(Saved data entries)
────────
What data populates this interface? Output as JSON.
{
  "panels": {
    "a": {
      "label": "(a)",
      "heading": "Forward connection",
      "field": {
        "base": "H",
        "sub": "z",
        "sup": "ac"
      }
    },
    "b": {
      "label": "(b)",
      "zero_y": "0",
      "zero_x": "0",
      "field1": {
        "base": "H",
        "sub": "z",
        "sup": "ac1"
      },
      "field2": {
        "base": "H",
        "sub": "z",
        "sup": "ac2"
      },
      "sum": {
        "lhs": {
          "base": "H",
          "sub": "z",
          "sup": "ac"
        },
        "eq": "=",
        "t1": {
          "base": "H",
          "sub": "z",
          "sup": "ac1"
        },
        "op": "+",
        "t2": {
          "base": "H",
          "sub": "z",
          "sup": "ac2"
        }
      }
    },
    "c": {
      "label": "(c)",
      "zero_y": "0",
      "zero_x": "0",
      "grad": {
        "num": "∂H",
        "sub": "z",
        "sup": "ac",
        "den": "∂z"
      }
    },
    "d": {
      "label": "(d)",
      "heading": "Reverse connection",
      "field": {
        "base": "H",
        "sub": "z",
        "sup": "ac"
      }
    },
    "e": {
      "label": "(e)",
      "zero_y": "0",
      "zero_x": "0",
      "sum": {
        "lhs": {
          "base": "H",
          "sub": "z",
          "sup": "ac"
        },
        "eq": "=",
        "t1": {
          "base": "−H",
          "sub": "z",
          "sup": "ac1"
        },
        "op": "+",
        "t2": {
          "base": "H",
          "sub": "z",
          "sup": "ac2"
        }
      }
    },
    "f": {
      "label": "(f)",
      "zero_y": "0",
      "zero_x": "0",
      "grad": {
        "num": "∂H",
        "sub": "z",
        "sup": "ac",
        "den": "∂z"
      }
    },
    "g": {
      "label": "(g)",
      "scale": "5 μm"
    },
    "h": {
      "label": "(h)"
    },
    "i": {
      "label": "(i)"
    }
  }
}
────────
Return all of the data precisely as it appears.

What data populates this interface? Output as JSON.
{
  "panels": {
    "a": {
      "label": "(a)",
      "heading": "Forward connection",
      "field": {
        "base": "H",
        "sub": "z",
        "sup": "ac"
      }
    },
    "b": {
      "label": "(b)",
      "zero_y": "0",
      "zero_x": "0",
      "field1": {
        "base": "H",
        "sub": "z",
        "sup": "ac1"
      },
      "field2": {
        "base": "H",
        "sub": "z",
        "sup": "ac2"
      },
      "sum": {
        "lhs": {
          "base": "H",
          "sub": "z",
          "sup": "ac"
        },
        "eq": "=",
        "t1": {
          "base": "H",
          "sub": "z",
          "sup": "ac1"
        },
        "op": "+",
        "t2": {
          "base": "H",
          "sub": "z",
          "sup": "ac2"
        }
      }
    },
    "c": {
      "label": "(c)",
      "zero_y": "0",
      "zero_x": "0",
      "grad": {
        "num": "∂H",
        "sub": "z",
        "sup": "ac",
        "den": "∂z"
      }
    },
    "d": {
      "label": "(d)",
      "heading": "Reverse connection",
      "field": {
        "base": "H",
        "sub": "z",
        "sup": "ac"
      }
    },
    "e": {
      "label": "(e)",
      "zero_y": "0",
      "zero_x": "0",
      "sum": {
        "lhs": {
          "base": "H",
          "sub": "z",
          "sup": "ac"
        },
        "eq": "=",
        "t1": {
          "base": "−H",
          "sub": "z",
          "sup": "ac1"
        },
        "op": "+",
        "t2": {
          "base": "H",
          "sub": "z",
          "sup": "ac2"
        }
      }
    },
    "f": {
      "label": "(f)",
      "zero_y": "0",
      "zero_x": "0",
      "grad": {
        "num": "∂H",
        "sub": "z",
        "sup": "ac",
        "den": "∂z"
      }
    },
    "g": {
      "label": "(g)",
      "scale": "5 μm"
    },
    "h": {
      "label": "(h)"
    },
    "i": {
      "label": "(i)"
    }
  }
}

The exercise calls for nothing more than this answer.